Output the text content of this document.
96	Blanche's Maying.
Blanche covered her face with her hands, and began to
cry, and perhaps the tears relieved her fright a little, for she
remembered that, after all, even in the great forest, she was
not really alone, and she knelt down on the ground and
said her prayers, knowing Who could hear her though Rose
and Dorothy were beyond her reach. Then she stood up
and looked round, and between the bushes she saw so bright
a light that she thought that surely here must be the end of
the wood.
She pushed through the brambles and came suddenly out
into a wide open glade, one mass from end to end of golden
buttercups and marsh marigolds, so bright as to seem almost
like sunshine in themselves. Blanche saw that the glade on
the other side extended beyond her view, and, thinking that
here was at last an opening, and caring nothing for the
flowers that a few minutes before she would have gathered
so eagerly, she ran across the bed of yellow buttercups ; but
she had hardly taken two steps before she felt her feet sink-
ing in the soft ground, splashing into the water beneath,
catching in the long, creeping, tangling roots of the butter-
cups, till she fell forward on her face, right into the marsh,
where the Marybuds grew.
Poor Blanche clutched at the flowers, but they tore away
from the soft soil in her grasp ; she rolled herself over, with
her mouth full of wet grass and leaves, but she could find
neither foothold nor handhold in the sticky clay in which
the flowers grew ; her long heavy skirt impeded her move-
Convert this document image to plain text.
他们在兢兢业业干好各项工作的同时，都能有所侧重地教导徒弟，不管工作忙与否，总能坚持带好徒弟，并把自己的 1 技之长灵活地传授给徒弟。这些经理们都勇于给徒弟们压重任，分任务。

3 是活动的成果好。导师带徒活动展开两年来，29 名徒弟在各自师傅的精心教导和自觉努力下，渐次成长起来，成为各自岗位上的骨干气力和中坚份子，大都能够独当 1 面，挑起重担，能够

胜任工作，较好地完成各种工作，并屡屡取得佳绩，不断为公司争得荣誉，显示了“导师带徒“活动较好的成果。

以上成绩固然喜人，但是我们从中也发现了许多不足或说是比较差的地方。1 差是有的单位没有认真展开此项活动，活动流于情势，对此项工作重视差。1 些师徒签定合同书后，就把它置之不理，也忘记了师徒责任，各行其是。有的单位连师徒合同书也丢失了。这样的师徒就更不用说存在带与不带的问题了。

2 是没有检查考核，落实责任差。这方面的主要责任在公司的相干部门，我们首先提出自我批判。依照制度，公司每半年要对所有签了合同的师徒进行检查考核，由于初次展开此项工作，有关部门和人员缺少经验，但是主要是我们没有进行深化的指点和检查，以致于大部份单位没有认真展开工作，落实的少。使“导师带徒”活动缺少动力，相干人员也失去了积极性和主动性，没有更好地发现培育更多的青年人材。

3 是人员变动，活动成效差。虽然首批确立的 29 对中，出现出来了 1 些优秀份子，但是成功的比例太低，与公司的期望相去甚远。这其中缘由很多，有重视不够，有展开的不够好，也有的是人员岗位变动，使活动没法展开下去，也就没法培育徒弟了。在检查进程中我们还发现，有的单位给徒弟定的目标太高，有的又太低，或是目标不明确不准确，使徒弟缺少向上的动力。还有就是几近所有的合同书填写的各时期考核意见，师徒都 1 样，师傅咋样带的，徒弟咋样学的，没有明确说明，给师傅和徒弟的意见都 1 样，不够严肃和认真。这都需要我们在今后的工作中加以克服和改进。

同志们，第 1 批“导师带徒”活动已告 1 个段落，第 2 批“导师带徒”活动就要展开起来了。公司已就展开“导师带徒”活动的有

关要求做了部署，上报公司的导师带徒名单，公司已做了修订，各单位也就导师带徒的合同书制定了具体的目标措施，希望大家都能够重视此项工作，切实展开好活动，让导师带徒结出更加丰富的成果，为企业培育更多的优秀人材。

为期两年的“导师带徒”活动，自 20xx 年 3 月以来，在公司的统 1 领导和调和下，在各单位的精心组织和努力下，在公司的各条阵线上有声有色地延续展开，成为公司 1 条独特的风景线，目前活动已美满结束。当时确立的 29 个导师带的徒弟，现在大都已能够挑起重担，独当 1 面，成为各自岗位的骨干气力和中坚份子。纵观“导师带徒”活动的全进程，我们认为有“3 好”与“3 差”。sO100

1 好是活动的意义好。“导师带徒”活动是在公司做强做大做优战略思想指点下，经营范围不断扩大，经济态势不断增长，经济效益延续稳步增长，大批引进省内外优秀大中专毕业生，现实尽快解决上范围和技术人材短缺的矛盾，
============================================================
== What you need to do ==
Each entry above needs to be retyped exactly.

== Full output ==
Output the text content of this document.
96	Blanche's Maying.
Blanche covered her face with her hands, and began to
cry, and perhaps the tears relieved her fright a little, for she
remembered that, after all, even in the great forest, she was
not really alone, and she knelt down on the ground and
said her prayers, knowing Who could hear her though Rose
and Dorothy were beyond her reach. Then she stood up
and looked round, and between the bushes she saw so bright
a light that she thought that surely here must be the end of
the wood.
She pushed through the brambles and came suddenly out
into a wide open glade, one mass from end to end of golden
buttercups and marsh marigolds, so bright as to seem almost
like sunshine in themselves. Blanche saw that the glade on
the other side extended beyond her view, and, thinking that
here was at last an opening, and caring nothing for the
flowers that a few minutes before she would have gathered
so eagerly, she ran across the bed of yellow buttercups ; but
she had hardly taken two steps before she felt her feet sink-
ing in the soft ground, splashing into the water beneath,
catching in the long, creeping, tangling roots of the butter-
cups, till she fell forward on her face, right into the marsh,
where the Marybuds grew.
Poor Blanche clutched at the flowers, but they tore away
from the soft soil in her grasp ; she rolled herself over, with
her mouth full of wet grass and leaves, but she could find
neither foothold nor handhold in the sticky clay in which
the flowers grew ; her long heavy skirt impeded her move-
Convert this document image to plain text.
他们在兢兢业业干好各项工作的同时，都能有所侧重地教导徒弟，不管工作忙与否，总能坚持带好徒弟，并把自己的 1 技之长灵活地传授给徒弟。这些经理们都勇于给徒弟们压重任，分任务。

3 是活动的成果好。导师带徒活动展开两年来，29 名徒弟在各自师傅的精心教导和自觉努力下，渐次成长起来，成为各自岗位上的骨干气力和中坚份子，大都能够独当 1 面，挑起重担，能够

胜任工作，较好地完成各种工作，并屡屡取得佳绩，不断为公司争得荣誉，显示了“导师带徒“活动较好的成果。

以上成绩固然喜人，但是我们从中也发现了许多不足或说是比较差的地方。1 差是有的单位没有认真展开此项活动，活动流于情势，对此项工作重视差。1 些师徒签定合同书后，就把它置之不理，也忘记了师徒责任，各行其是。有的单位连师徒合同书也丢失了。这样的师徒就更不用说存在带与不带的问题了。

2 是没有检查考核，落实责任差。这方面的主要责任在公司的相干部门，我们首先提出自我批判。依照制度，公司每半年要对所有签了合同的师徒进行检查考核，由于初次展开此项工作，有关部门和人员缺少经验，但是主要是我们没有进行深化的指点和检查，以致于大部份单位没有认真展开工作，落实的少。使“导师带徒”活动缺少动力，相干人员也失去了积极性和主动性，没有更好地发现培育更多的青年人材。

3 是人员变动，活动成效差。虽然首批确立的 29 对中，出现出来了 1 些优秀份子，但是成功的比例太低，与公司的期望相去甚远。这其中缘由很多，有重视不够，有展开的不够好，也有的是人员岗位变动，使活动没法展开下去，也就没法培育徒弟了。在检查进程中我们还发现，有的单位给徒弟定的目标太高，有的又太低，或是目标不明确不准确，使徒弟缺少向上的动力。还有就是几近所有的合同书填写的各时期考核意见，师徒都 1 样，师傅咋样带的，徒弟咋样学的，没有明确说明，给师傅和徒弟的意见都 1 样，不够严肃和认真。这都需要我们在今后的工作中加以克服和改进。

同志们，第 1 批“导师带徒”活动已告 1 个段落，第 2 批“导师带徒”活动就要展开起来了。公司已就展开“导师带徒”活动的有

关要求做了部署，上报公司的导师带徒名单，公司已做了修订，各单位也就导师带徒的合同书制定了具体的目标措施，希望大家都能够重视此项工作，切实展开好活动，让导师带徒结出更加丰富的成果，为企业培育更多的优秀人材。

为期两年的“导师带徒”活动，自 20xx 年 3 月以来，在公司的统 1 领导和调和下，在各单位的精心组织和努力下，在公司的各条阵线上有声有色地延续展开，成为公司 1 条独特的风景线，目前活动已美满结束。当时确立的 29 个导师带的徒弟，现在大都已能够挑起重担，独当 1 面，成为各自岗位的骨干气力和中坚份子。纵观“导师带徒”活动的全进程，我们认为有“3 好”与“3 差”。sO100

1 好是活动的意义好。“导师带徒”活动是在公司做强做大做优战略思想指点下，经营范围不断扩大，经济态势不断增长，经济效益延续稳步增长，大批引进省内外优秀大中专毕业生，现实尽快解决上范围和技术人材短缺的矛盾，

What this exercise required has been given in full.